# RECORDS SHOWN start
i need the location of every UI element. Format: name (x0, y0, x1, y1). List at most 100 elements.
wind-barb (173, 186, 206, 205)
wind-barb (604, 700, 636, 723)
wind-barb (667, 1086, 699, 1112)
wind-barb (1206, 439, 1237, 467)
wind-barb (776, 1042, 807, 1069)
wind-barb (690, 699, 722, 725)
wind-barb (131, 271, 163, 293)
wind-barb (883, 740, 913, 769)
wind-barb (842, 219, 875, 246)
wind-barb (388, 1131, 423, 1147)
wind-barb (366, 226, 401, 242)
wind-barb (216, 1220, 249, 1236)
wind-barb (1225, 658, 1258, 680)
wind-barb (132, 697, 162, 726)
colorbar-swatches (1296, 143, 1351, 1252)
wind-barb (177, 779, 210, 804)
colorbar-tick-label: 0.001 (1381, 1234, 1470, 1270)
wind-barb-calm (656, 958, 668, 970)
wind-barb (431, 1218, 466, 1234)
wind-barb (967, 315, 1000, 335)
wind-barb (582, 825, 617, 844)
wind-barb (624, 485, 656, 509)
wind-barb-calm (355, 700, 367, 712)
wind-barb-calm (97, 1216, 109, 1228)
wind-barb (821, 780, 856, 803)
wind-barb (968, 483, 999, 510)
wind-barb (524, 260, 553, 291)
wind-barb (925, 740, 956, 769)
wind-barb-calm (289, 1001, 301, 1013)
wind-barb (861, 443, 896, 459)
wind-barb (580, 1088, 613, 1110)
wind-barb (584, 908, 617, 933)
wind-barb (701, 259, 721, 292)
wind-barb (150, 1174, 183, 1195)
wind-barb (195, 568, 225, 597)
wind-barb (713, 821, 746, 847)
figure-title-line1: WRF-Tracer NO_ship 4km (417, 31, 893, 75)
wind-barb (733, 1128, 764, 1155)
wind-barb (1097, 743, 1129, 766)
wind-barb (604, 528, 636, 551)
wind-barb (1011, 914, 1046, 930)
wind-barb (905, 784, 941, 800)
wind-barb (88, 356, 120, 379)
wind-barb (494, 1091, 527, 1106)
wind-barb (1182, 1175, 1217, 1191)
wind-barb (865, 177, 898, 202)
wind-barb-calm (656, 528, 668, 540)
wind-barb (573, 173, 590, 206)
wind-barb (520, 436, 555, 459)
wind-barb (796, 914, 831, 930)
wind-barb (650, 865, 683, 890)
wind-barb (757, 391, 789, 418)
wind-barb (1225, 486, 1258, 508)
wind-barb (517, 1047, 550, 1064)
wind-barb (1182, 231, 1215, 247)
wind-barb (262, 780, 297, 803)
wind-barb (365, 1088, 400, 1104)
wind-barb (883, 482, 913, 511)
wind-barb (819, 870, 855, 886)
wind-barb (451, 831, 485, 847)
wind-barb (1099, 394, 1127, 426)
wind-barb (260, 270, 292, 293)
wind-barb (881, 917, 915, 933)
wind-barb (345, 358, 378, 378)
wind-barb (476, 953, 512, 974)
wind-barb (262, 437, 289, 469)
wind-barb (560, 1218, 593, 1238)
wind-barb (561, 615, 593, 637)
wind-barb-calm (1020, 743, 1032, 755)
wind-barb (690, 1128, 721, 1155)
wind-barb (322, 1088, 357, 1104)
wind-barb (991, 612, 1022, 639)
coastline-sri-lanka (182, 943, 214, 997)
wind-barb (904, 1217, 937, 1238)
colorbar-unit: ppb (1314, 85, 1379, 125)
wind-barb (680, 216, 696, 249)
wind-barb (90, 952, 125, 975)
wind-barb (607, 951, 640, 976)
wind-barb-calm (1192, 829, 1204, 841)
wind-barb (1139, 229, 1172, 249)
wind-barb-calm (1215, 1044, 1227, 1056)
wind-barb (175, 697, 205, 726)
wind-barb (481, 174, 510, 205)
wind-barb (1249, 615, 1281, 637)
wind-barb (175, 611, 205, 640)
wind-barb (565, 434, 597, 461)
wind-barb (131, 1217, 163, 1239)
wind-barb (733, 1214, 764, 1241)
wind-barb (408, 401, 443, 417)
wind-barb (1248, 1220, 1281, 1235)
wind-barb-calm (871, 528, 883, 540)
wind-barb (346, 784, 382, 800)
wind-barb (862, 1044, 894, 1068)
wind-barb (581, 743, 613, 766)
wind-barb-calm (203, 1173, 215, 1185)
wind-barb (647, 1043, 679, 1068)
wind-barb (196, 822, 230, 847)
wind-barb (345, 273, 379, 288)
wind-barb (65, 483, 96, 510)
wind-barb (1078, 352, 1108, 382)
# RECORDS SHOWN end
**AIM**:
Can you repeat every line of the item above, word for word and in the same order?

**THE REPLY**:
i need the location of every UI element. Format: name (x0, y0, x1, y1). List at most 100 elements.
wind-barb (173, 186, 206, 205)
wind-barb (604, 700, 636, 723)
wind-barb (667, 1086, 699, 1112)
wind-barb (1206, 439, 1237, 467)
wind-barb (776, 1042, 807, 1069)
wind-barb (690, 699, 722, 725)
wind-barb (131, 271, 163, 293)
wind-barb (883, 740, 913, 769)
wind-barb (842, 219, 875, 246)
wind-barb (388, 1131, 423, 1147)
wind-barb (366, 226, 401, 242)
wind-barb (216, 1220, 249, 1236)
wind-barb (1225, 658, 1258, 680)
wind-barb (132, 697, 162, 726)
colorbar-swatches (1296, 143, 1351, 1252)
wind-barb (177, 779, 210, 804)
colorbar-tick-label: 0.001 (1381, 1234, 1470, 1270)
wind-barb-calm (656, 958, 668, 970)
wind-barb (431, 1218, 466, 1234)
wind-barb (967, 315, 1000, 335)
wind-barb (582, 825, 617, 844)
wind-barb (624, 485, 656, 509)
wind-barb-calm (355, 700, 367, 712)
wind-barb-calm (97, 1216, 109, 1228)
wind-barb (821, 780, 856, 803)
wind-barb (968, 483, 999, 510)
wind-barb (524, 260, 553, 291)
wind-barb (925, 740, 956, 769)
wind-barb-calm (289, 1001, 301, 1013)
wind-barb (861, 443, 896, 459)
wind-barb (580, 1088, 613, 1110)
wind-barb (584, 908, 617, 933)
wind-barb (701, 259, 721, 292)
wind-barb (150, 1174, 183, 1195)
wind-barb (195, 568, 225, 597)
wind-barb (713, 821, 746, 847)
figure-title-line1: WRF-Tracer NO_ship 4km (417, 31, 893, 75)
wind-barb (733, 1128, 764, 1155)
wind-barb (1097, 743, 1129, 766)
wind-barb (604, 528, 636, 551)
wind-barb (1011, 914, 1046, 930)
wind-barb (905, 784, 941, 800)
wind-barb (88, 356, 120, 379)
wind-barb (494, 1091, 527, 1106)
wind-barb (1182, 1175, 1217, 1191)
wind-barb (865, 177, 898, 202)
wind-barb-calm (656, 528, 668, 540)
wind-barb (573, 173, 590, 206)
wind-barb (520, 436, 555, 459)
wind-barb (796, 914, 831, 930)
wind-barb (650, 865, 683, 890)
wind-barb (757, 391, 789, 418)
wind-barb (1225, 486, 1258, 508)
wind-barb (517, 1047, 550, 1064)
wind-barb (1182, 231, 1215, 247)
wind-barb (262, 780, 297, 803)
wind-barb (365, 1088, 400, 1104)
wind-barb (883, 482, 913, 511)
wind-barb (819, 870, 855, 886)
wind-barb (451, 831, 485, 847)
wind-barb (1099, 394, 1127, 426)
wind-barb (260, 270, 292, 293)
wind-barb (881, 917, 915, 933)
wind-barb (345, 358, 378, 378)
wind-barb (476, 953, 512, 974)
wind-barb (262, 437, 289, 469)
wind-barb (560, 1218, 593, 1238)
wind-barb (561, 615, 593, 637)
wind-barb-calm (1020, 743, 1032, 755)
wind-barb (690, 1128, 721, 1155)
wind-barb (322, 1088, 357, 1104)
wind-barb (991, 612, 1022, 639)
coastline-sri-lanka (182, 943, 214, 997)
wind-barb (904, 1217, 937, 1238)
colorbar-unit: ppb (1314, 85, 1379, 125)
wind-barb (680, 216, 696, 249)
wind-barb (90, 952, 125, 975)
wind-barb (607, 951, 640, 976)
wind-barb-calm (1192, 829, 1204, 841)
wind-barb (1139, 229, 1172, 249)
wind-barb-calm (1215, 1044, 1227, 1056)
wind-barb (175, 697, 205, 726)
wind-barb (481, 174, 510, 205)
wind-barb (1249, 615, 1281, 637)
wind-barb (175, 611, 205, 640)
wind-barb (565, 434, 597, 461)
wind-barb (131, 1217, 163, 1239)
wind-barb (733, 1214, 764, 1241)
wind-barb (408, 401, 443, 417)
wind-barb (1248, 1220, 1281, 1235)
wind-barb-calm (871, 528, 883, 540)
wind-barb (346, 784, 382, 800)
wind-barb (862, 1044, 894, 1068)
wind-barb (581, 743, 613, 766)
wind-barb-calm (203, 1173, 215, 1185)
wind-barb (647, 1043, 679, 1068)
wind-barb (196, 822, 230, 847)
wind-barb (345, 273, 379, 288)
wind-barb (65, 483, 96, 510)
wind-barb (1078, 352, 1108, 382)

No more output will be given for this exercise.